* Information given *
- - - - -
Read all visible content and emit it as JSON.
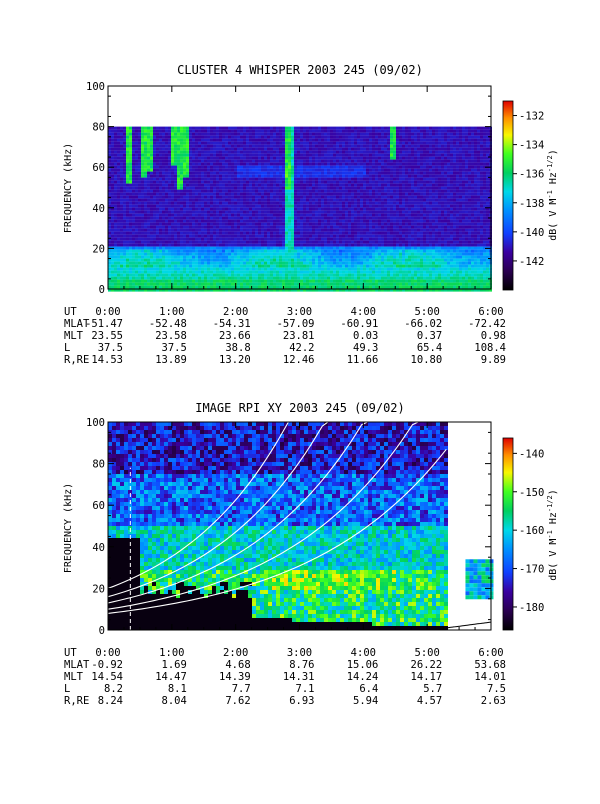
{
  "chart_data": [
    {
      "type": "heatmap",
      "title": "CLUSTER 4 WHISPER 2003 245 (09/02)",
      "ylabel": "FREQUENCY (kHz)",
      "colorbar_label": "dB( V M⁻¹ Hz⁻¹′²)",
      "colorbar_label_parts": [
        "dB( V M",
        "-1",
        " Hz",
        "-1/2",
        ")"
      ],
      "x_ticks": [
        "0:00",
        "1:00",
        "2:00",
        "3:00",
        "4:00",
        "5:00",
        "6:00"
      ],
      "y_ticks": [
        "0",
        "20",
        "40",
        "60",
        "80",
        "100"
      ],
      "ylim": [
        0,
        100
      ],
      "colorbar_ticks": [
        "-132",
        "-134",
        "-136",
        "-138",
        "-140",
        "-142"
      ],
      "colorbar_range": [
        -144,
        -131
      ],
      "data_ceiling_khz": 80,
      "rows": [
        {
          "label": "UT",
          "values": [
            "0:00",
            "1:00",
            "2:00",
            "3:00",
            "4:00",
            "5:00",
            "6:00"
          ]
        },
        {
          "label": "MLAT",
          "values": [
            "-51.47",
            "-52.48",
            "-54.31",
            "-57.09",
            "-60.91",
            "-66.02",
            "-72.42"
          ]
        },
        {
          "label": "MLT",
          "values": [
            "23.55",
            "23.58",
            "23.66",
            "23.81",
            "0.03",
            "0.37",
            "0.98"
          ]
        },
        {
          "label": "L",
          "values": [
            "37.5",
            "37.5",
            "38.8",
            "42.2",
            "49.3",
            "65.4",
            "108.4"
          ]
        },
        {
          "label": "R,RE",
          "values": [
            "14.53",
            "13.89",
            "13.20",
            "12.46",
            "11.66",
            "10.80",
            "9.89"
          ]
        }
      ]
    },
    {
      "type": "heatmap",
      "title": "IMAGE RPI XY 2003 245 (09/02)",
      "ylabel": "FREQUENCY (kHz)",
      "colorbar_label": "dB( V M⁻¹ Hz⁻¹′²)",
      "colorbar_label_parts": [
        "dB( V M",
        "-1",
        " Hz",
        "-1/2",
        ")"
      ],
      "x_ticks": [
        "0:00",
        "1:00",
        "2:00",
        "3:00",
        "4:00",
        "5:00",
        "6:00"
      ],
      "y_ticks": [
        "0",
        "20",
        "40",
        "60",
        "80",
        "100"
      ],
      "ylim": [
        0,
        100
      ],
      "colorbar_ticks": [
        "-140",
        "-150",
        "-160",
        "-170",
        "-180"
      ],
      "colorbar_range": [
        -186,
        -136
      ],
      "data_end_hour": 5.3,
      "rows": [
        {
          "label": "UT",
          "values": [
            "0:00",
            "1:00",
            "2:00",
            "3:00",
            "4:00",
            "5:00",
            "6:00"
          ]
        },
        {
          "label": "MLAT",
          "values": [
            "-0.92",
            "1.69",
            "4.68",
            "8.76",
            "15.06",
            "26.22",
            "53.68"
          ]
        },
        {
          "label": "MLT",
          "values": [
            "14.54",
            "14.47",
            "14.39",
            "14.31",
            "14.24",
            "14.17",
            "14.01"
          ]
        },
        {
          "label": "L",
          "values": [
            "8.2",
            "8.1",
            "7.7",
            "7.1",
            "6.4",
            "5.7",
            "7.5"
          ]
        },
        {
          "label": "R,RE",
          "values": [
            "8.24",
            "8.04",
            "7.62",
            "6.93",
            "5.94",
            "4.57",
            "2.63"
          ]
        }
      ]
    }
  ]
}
- - - - -
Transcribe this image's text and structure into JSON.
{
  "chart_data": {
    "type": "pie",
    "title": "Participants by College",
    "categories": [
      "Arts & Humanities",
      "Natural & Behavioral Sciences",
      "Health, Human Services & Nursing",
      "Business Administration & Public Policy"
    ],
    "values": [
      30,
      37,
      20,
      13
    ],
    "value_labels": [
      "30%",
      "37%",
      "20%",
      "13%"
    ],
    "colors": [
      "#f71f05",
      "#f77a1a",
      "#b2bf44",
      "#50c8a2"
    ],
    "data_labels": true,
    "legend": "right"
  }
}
- - - - -
* The request *
Select all lines in the listing that include the word "JSON".

* Correct output *
Read all visible content and emit it as JSON.
Transcribe this image's text and structure into JSON.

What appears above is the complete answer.